Aim
Transcribe every line, keeping it exact.

#####

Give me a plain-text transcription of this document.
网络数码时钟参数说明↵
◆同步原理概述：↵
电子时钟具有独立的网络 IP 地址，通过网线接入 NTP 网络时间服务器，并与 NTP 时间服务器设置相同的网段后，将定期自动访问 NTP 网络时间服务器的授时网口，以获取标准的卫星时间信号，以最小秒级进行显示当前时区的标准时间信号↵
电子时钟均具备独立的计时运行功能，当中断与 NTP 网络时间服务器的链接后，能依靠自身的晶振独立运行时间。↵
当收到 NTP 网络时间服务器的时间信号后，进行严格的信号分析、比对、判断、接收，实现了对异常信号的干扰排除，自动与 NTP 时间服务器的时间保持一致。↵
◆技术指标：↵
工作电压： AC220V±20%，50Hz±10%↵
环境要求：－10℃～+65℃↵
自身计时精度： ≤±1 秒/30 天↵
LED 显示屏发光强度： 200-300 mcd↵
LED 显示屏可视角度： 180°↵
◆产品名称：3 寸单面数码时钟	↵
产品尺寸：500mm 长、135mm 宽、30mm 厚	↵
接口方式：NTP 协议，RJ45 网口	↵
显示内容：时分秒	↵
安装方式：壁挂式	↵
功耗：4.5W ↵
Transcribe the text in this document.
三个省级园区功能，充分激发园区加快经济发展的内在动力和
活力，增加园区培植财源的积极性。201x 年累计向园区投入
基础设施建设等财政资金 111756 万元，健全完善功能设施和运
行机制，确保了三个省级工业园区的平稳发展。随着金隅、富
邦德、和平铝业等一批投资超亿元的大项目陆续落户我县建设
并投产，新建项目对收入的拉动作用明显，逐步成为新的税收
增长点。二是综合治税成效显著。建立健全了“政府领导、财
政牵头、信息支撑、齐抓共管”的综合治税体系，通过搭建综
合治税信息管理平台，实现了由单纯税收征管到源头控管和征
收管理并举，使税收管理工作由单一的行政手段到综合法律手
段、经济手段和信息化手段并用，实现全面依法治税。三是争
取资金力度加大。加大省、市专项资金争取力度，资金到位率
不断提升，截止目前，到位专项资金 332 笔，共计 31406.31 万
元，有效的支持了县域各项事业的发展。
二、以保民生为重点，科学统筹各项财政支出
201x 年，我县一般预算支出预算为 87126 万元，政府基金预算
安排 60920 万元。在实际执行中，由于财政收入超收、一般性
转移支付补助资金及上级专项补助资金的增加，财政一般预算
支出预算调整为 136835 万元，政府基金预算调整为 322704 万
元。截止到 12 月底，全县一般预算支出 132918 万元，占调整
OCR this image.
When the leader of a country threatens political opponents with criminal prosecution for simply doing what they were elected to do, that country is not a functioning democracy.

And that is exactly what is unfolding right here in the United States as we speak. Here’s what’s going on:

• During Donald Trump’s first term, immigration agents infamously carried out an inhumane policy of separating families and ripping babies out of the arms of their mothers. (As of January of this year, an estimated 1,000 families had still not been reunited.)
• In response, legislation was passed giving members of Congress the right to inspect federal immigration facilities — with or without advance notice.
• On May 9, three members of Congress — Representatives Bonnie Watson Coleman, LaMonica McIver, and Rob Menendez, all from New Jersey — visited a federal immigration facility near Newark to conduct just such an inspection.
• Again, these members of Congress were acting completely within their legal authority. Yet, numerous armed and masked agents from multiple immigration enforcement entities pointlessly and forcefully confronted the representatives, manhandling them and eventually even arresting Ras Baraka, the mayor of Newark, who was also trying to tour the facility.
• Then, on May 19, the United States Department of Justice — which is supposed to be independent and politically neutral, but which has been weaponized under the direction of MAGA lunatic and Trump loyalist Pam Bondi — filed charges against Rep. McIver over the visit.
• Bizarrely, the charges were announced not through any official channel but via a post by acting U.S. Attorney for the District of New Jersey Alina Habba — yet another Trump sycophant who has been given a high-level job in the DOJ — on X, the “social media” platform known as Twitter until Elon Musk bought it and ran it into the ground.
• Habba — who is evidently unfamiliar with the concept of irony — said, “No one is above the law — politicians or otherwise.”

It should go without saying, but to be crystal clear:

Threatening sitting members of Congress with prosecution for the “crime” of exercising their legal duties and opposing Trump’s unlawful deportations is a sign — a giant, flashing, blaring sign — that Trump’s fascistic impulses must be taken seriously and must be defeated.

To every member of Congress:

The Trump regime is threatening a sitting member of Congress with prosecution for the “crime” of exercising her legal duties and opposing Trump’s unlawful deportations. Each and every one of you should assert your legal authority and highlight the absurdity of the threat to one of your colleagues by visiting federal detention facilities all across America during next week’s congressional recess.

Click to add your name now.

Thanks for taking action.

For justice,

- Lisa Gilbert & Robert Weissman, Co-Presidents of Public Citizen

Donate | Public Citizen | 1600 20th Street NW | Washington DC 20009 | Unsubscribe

#####

Correct output
Give me a plain-text transcription of this document.
网络数码时钟参数说明↵
◆同步原理概述：↵
电子时钟具有独立的网络 IP 地址，通过网线接入 NTP 网络时间服务器，并与 NTP 时间服务器设置相同的网段后，将定期自动访问 NTP 网络时间服务器的授时网口，以获取标准的卫星时间信号，以最小秒级进行显示当前时区的标准时间信号↵
电子时钟均具备独立的计时运行功能，当中断与 NTP 网络时间服务器的链接后，能依靠自身的晶振独立运行时间。↵
当收到 NTP 网络时间服务器的时间信号后，进行严格的信号分析、比对、判断、接收，实现了对异常信号的干扰排除，自动与 NTP 时间服务器的时间保持一致。↵
◆技术指标：↵
工作电压： AC220V±20%，50Hz±10%↵
环境要求：－10℃～+65℃↵
自身计时精度： ≤±1 秒/30 天↵
LED 显示屏发光强度： 200-300 mcd↵
LED 显示屏可视角度： 180°↵
◆产品名称：3 寸单面数码时钟	↵
产品尺寸：500mm 长、135mm 宽、30mm 厚	↵
接口方式：NTP 协议，RJ45 网口	↵
显示内容：时分秒	↵
安装方式：壁挂式	↵
功耗：4.5W ↵
Transcribe the text in this document.
三个省级园区功能，充分激发园区加快经济发展的内在动力和
活力，增加园区培植财源的积极性。201x 年累计向园区投入
基础设施建设等财政资金 111756 万元，健全完善功能设施和运
行机制，确保了三个省级工业园区的平稳发展。随着金隅、富
邦德、和平铝业等一批投资超亿元的大项目陆续落户我县建设
并投产，新建项目对收入的拉动作用明显，逐步成为新的税收
增长点。二是综合治税成效显著。建立健全了“政府领导、财
政牵头、信息支撑、齐抓共管”的综合治税体系，通过搭建综
合治税信息管理平台，实现了由单纯税收征管到源头控管和征
收管理并举，使税收管理工作由单一的行政手段到综合法律手
段、经济手段和信息化手段并用，实现全面依法治税。三是争
取资金力度加大。加大省、市专项资金争取力度，资金到位率
不断提升，截止目前，到位专项资金 332 笔，共计 31406.31 万
元，有效的支持了县域各项事业的发展。
二、以保民生为重点，科学统筹各项财政支出
201x 年，我县一般预算支出预算为 87126 万元，政府基金预算
安排 60920 万元。在实际执行中，由于财政收入超收、一般性
转移支付补助资金及上级专项补助资金的增加，财政一般预算
支出预算调整为 136835 万元，政府基金预算调整为 322704 万
元。截止到 12 月底，全县一般预算支出 132918 万元，占调整
OCR this image.
When the leader of a country threatens political opponents with criminal prosecution for simply doing what they were elected to do, that country is not a functioning democracy.

And that is exactly what is unfolding right here in the United States as we speak. Here’s what’s going on:

• During Donald Trump’s first term, immigration agents infamously carried out an inhumane policy of separating families and ripping babies out of the arms of their mothers. (As of January of this year, an estimated 1,000 families had still not been reunited.)
• In response, legislation was passed giving members of Congress the right to inspect federal immigration facilities — with or without advance notice.
• On May 9, three members of Congress — Representatives Bonnie Watson Coleman, LaMonica McIver, and Rob Menendez, all from New Jersey — visited a federal immigration facility near Newark to conduct just such an inspection.
• Again, these members of Congress were acting completely within their legal authority. Yet, numerous armed and masked agents from multiple immigration enforcement entities pointlessly and forcefully confronted the representatives, manhandling them and eventually even arresting Ras Baraka, the mayor of Newark, who was also trying to tour the facility.
• Then, on May 19, the United States Department of Justice — which is supposed to be independent and politically neutral, but which has been weaponized under the direction of MAGA lunatic and Trump loyalist Pam Bondi — filed charges against Rep. McIver over the visit.
• Bizarrely, the charges were announced not through any official channel but via a post by acting U.S. Attorney for the District of New Jersey Alina Habba — yet another Trump sycophant who has been given a high-level job in the DOJ — on X, the “social media” platform known as Twitter until Elon Musk bought it and ran it into the ground.
• Habba — who is evidently unfamiliar with the concept of irony — said, “No one is above the law — politicians or otherwise.”

It should go without saying, but to be crystal clear:

Threatening sitting members of Congress with prosecution for the “crime” of exercising their legal duties and opposing Trump’s unlawful deportations is a sign — a giant, flashing, blaring sign — that Trump’s fascistic impulses must be taken seriously and must be defeated.

To every member of Congress:

The Trump regime is threatening a sitting member of Congress with prosecution for the “crime” of exercising her legal duties and opposing Trump’s unlawful deportations. Each and every one of you should assert your legal authority and highlight the absurdity of the threat to one of your colleagues by visiting federal detention facilities all across America during next week’s congressional recess.

Click to add your name now.

Thanks for taking action.

For justice,

- Lisa Gilbert & Robert Weissman, Co-Presidents of Public Citizen

Donate | Public Citizen | 1600 20th Street NW | Washington DC 20009 | Unsubscribe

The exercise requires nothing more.